What is required: Find every line in the records below that holds the word "Phone", and copy it out.

:::::

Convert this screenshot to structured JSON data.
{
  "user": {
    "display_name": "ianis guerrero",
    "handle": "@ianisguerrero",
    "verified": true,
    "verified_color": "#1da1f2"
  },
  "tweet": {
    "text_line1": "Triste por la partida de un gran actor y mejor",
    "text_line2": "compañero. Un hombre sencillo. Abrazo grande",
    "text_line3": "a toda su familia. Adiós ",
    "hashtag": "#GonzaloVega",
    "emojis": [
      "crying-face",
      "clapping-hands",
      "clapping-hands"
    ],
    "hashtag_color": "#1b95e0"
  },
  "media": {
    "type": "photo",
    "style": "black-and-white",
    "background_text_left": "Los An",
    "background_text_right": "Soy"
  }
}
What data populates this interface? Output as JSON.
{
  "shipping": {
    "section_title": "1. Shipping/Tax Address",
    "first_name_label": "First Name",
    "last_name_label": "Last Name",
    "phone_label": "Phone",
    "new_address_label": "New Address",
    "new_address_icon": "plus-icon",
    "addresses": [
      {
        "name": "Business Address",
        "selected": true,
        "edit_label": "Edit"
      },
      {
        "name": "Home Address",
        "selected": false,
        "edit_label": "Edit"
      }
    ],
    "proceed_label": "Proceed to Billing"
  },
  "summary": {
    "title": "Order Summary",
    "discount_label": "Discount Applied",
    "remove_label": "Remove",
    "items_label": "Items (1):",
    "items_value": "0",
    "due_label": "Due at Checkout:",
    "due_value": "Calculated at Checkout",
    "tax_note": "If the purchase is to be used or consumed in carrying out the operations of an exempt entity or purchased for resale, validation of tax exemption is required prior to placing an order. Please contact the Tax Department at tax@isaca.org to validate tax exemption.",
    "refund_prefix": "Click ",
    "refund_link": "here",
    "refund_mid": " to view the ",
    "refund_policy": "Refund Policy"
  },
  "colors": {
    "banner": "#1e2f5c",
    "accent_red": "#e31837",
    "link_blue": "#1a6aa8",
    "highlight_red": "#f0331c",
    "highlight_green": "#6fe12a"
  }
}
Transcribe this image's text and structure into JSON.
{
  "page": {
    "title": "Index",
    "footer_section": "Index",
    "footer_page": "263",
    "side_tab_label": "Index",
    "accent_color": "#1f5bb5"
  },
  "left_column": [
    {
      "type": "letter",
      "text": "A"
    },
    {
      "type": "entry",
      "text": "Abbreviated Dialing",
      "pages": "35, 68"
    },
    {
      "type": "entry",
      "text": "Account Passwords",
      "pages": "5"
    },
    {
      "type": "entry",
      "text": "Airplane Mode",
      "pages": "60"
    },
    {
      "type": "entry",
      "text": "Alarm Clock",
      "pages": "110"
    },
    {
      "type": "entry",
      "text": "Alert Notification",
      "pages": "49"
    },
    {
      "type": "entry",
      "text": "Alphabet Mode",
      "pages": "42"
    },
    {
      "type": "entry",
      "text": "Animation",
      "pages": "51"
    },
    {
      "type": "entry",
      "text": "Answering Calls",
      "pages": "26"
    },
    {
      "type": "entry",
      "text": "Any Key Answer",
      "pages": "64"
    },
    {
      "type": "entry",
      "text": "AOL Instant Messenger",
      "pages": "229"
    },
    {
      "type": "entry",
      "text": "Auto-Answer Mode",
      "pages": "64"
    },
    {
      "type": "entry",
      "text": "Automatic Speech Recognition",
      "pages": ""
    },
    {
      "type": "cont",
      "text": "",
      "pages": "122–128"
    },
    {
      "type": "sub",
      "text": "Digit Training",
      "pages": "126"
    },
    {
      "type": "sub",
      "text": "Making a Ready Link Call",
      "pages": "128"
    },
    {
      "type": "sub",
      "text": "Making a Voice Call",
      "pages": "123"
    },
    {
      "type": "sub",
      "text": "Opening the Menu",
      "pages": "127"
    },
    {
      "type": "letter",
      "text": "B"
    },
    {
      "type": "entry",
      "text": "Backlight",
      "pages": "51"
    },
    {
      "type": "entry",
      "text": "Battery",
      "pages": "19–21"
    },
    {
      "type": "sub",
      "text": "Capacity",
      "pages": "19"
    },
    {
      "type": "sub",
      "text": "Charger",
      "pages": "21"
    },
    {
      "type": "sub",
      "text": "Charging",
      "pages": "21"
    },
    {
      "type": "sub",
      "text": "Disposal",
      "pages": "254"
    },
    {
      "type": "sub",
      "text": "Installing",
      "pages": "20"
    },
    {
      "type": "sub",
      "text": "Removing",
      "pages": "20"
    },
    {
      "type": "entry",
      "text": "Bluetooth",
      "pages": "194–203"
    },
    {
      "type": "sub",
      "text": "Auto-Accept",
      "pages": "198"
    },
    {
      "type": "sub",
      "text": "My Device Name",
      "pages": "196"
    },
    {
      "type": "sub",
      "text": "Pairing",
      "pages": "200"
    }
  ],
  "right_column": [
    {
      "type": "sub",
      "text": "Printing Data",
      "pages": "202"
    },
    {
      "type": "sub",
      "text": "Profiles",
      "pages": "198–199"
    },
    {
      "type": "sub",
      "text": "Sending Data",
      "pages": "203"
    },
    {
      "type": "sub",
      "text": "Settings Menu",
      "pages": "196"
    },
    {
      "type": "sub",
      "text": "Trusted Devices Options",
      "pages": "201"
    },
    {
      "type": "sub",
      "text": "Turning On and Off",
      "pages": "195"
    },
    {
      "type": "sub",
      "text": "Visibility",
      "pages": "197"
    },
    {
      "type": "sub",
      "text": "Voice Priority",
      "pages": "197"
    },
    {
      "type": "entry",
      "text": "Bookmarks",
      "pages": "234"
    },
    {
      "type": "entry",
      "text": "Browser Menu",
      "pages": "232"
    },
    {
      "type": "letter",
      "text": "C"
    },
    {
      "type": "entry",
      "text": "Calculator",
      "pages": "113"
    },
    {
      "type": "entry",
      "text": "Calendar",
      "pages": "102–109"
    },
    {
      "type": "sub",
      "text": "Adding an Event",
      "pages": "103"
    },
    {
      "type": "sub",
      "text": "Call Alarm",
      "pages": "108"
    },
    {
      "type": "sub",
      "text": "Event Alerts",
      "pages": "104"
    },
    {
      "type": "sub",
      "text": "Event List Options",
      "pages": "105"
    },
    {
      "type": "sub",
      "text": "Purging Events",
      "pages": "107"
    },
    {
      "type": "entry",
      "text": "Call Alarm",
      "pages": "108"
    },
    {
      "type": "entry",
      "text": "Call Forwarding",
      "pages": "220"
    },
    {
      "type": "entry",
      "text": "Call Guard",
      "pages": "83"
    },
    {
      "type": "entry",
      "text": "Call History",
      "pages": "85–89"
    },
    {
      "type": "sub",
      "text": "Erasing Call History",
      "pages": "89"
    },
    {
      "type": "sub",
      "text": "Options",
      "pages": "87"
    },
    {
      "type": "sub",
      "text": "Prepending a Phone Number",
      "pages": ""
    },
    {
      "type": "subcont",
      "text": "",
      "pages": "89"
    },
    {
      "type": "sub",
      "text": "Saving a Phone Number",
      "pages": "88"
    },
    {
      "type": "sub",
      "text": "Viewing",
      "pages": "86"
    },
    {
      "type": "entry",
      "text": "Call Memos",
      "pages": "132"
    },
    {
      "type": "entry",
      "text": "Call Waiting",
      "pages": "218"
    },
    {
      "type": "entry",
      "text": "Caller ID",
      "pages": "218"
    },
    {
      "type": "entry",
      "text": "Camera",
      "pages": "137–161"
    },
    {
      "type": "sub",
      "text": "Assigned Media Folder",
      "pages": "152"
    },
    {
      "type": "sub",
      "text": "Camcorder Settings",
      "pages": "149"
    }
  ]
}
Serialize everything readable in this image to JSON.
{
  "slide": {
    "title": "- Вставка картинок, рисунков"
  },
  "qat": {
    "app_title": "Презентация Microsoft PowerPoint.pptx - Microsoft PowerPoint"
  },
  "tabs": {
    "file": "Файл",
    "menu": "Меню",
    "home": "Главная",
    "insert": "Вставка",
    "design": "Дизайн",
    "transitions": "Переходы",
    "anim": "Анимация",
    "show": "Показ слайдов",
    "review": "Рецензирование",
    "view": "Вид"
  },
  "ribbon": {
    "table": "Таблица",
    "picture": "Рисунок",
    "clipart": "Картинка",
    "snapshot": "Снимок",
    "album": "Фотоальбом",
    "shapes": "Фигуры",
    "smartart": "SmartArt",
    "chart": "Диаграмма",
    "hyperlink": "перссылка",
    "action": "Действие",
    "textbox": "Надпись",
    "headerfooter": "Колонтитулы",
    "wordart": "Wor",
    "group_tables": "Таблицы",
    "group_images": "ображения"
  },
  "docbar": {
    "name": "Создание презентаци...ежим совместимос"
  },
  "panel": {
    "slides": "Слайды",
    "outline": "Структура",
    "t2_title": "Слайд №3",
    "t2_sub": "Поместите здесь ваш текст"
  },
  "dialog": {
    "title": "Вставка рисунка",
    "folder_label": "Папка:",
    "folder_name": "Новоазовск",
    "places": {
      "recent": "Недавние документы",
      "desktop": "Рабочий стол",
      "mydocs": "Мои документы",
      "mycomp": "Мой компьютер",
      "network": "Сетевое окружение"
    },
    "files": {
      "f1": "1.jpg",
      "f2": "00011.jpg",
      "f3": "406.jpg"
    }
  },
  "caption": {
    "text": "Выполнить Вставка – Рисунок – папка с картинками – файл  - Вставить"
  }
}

:::::

Result:
    "phone_label": "Phone",
      "text": "Prepending a Phone Number",
      "text": "Saving a Phone Number",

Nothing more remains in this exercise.